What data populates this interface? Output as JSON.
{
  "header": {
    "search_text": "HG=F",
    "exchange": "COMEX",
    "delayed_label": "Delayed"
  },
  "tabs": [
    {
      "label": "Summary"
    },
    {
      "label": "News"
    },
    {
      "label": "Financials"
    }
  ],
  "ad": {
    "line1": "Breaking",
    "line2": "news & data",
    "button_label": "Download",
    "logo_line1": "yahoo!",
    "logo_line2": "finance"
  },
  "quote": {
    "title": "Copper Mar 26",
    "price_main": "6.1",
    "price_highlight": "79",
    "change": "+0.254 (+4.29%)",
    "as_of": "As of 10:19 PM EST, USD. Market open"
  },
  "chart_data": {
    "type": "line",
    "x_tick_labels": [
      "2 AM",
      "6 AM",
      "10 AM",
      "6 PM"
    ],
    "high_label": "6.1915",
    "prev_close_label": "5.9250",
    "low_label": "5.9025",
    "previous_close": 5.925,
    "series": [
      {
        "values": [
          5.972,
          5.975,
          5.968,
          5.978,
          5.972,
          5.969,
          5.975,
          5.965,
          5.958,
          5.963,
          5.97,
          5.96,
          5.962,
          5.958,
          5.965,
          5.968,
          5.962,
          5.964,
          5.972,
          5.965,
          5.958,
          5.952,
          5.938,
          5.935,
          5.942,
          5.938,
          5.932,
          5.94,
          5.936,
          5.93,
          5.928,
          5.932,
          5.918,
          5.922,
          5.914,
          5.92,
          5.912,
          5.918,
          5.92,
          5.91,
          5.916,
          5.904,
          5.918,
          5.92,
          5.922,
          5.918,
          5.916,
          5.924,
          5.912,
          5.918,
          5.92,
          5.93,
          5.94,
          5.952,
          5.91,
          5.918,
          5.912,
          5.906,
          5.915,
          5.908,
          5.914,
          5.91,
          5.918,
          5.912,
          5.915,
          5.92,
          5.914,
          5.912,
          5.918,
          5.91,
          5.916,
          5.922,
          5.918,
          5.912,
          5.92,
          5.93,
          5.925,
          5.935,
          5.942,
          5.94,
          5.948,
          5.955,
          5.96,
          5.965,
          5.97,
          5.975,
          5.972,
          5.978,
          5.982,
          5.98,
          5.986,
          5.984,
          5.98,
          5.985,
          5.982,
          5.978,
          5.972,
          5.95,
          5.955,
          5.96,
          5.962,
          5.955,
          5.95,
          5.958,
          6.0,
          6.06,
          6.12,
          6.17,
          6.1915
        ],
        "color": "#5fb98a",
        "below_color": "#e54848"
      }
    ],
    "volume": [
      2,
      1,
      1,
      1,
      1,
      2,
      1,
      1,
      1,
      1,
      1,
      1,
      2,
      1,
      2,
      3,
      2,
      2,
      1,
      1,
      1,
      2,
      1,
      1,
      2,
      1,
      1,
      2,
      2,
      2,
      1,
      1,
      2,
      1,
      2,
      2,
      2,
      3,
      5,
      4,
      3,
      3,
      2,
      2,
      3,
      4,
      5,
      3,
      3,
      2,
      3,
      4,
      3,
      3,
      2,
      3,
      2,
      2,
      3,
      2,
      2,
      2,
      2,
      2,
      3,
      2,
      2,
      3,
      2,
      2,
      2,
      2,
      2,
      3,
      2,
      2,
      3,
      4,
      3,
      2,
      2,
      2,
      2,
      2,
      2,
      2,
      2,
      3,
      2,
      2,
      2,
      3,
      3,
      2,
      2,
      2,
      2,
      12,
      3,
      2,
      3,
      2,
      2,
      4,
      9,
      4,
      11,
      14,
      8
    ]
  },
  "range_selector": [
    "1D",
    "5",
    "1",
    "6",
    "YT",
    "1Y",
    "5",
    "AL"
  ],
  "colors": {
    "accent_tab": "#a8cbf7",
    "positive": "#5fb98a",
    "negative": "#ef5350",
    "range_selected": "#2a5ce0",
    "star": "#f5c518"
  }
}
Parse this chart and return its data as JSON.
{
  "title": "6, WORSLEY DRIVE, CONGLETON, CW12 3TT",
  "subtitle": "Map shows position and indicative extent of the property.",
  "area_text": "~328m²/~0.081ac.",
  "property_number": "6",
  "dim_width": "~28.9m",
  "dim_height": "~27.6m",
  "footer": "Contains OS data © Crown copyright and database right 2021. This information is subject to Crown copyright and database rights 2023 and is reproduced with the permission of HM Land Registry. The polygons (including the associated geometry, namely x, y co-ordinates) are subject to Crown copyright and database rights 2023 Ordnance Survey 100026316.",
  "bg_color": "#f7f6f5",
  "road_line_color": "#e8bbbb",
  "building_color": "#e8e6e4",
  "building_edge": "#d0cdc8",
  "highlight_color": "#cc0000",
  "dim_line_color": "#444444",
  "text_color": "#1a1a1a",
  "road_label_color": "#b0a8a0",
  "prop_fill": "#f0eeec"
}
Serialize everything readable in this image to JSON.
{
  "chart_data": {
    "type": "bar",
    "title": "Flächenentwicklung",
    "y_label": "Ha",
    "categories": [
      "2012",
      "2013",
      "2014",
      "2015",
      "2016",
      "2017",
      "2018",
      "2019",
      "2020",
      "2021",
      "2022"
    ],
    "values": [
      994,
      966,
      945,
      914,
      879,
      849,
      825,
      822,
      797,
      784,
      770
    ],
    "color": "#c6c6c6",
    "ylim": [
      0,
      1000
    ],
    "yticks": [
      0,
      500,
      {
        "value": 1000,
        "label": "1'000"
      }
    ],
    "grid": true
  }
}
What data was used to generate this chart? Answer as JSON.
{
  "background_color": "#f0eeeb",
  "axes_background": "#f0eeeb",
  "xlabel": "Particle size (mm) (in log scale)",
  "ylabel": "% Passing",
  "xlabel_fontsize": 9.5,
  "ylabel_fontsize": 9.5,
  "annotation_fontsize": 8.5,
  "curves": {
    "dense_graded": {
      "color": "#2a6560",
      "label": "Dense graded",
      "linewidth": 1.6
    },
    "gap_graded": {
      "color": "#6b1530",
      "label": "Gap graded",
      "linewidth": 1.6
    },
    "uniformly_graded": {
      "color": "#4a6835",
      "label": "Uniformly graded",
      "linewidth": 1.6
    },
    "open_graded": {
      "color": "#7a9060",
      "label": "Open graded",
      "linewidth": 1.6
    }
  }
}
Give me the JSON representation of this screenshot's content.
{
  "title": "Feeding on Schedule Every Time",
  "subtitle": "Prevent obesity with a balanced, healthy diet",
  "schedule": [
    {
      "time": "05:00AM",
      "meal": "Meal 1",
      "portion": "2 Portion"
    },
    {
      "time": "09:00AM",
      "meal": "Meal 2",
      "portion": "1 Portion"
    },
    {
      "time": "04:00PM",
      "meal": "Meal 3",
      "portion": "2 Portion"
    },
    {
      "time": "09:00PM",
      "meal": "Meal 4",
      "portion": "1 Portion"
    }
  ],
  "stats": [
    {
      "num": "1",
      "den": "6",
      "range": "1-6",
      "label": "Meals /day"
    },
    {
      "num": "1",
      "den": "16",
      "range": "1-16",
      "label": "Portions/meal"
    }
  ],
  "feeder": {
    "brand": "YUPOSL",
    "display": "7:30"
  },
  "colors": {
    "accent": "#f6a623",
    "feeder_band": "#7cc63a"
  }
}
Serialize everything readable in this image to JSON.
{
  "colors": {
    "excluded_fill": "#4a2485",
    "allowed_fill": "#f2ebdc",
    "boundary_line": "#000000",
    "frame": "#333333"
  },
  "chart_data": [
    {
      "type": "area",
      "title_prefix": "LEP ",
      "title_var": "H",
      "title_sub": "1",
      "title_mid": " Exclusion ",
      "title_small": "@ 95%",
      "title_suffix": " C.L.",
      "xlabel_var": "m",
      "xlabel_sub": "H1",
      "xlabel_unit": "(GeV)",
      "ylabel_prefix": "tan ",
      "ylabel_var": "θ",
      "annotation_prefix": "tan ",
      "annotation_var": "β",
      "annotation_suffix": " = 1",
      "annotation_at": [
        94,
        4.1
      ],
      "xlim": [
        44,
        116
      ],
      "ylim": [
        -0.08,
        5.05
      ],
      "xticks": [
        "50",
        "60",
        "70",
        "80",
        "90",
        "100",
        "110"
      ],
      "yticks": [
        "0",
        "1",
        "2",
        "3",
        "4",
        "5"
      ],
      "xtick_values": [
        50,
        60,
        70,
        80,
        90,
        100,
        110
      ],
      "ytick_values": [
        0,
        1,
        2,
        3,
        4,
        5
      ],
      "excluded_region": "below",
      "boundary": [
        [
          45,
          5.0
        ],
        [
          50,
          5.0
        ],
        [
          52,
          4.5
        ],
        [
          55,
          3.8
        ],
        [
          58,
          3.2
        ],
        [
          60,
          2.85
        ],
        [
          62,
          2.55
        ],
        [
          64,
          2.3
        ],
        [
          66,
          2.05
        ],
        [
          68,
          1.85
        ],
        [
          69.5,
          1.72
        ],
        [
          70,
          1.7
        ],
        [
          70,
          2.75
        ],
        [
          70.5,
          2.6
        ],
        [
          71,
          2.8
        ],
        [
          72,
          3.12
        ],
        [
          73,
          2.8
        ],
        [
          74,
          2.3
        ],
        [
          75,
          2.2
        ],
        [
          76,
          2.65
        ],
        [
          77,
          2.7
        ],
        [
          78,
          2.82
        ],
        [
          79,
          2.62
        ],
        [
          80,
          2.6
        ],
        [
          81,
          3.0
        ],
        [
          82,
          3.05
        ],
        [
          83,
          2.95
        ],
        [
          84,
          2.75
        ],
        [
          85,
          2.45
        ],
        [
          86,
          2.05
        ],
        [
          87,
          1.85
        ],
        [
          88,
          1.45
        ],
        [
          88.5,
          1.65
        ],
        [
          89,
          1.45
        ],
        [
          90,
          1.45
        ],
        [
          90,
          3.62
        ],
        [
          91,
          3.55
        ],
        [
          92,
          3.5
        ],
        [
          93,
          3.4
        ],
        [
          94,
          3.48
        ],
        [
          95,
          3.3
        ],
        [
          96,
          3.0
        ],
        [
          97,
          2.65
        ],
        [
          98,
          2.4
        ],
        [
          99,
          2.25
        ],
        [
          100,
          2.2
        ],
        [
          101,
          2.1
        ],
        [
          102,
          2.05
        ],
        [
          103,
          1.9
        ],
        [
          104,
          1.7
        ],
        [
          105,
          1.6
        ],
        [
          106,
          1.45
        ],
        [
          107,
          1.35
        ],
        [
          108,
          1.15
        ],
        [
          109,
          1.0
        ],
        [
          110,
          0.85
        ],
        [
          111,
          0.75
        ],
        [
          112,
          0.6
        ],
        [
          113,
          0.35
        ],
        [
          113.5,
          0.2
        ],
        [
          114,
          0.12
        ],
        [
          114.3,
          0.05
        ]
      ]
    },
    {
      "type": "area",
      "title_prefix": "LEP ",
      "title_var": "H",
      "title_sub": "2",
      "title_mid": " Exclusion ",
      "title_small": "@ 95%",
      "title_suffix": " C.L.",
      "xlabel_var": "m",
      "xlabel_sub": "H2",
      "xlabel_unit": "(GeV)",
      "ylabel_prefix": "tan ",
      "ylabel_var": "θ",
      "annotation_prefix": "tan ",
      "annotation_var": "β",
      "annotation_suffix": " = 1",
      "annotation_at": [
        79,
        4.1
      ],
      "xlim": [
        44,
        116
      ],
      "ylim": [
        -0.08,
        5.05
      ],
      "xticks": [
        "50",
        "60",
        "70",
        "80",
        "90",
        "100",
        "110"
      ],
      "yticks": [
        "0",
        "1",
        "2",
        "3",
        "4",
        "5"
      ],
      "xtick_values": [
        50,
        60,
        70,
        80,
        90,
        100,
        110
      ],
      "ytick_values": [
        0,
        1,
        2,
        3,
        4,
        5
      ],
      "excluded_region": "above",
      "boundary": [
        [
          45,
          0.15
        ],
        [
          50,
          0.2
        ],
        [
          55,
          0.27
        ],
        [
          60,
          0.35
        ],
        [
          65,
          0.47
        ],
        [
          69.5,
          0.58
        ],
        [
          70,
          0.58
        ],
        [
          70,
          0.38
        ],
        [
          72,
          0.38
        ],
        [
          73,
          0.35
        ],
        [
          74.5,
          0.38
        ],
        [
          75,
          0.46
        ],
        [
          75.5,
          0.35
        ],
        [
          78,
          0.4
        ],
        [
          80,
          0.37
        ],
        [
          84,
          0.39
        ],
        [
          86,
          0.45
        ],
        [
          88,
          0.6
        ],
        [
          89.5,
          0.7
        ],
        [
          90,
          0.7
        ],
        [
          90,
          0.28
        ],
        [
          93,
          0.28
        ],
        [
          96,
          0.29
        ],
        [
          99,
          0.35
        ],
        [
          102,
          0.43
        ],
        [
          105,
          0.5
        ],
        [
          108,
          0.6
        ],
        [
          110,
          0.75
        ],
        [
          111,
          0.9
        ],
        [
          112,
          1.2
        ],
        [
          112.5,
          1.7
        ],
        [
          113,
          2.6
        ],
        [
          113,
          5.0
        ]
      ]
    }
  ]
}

● Task directions
Look through the entries above. Extract each line with the word "JSON".

● The solution
What data populates this interface? Output as JSON.
Parse this chart and return its data as JSON.
Serialize everything readable in this image to JSON.
What data was used to generate this chart? Answer as JSON.
Give me the JSON representation of this screenshot's content.
Serialize everything readable in this image to JSON.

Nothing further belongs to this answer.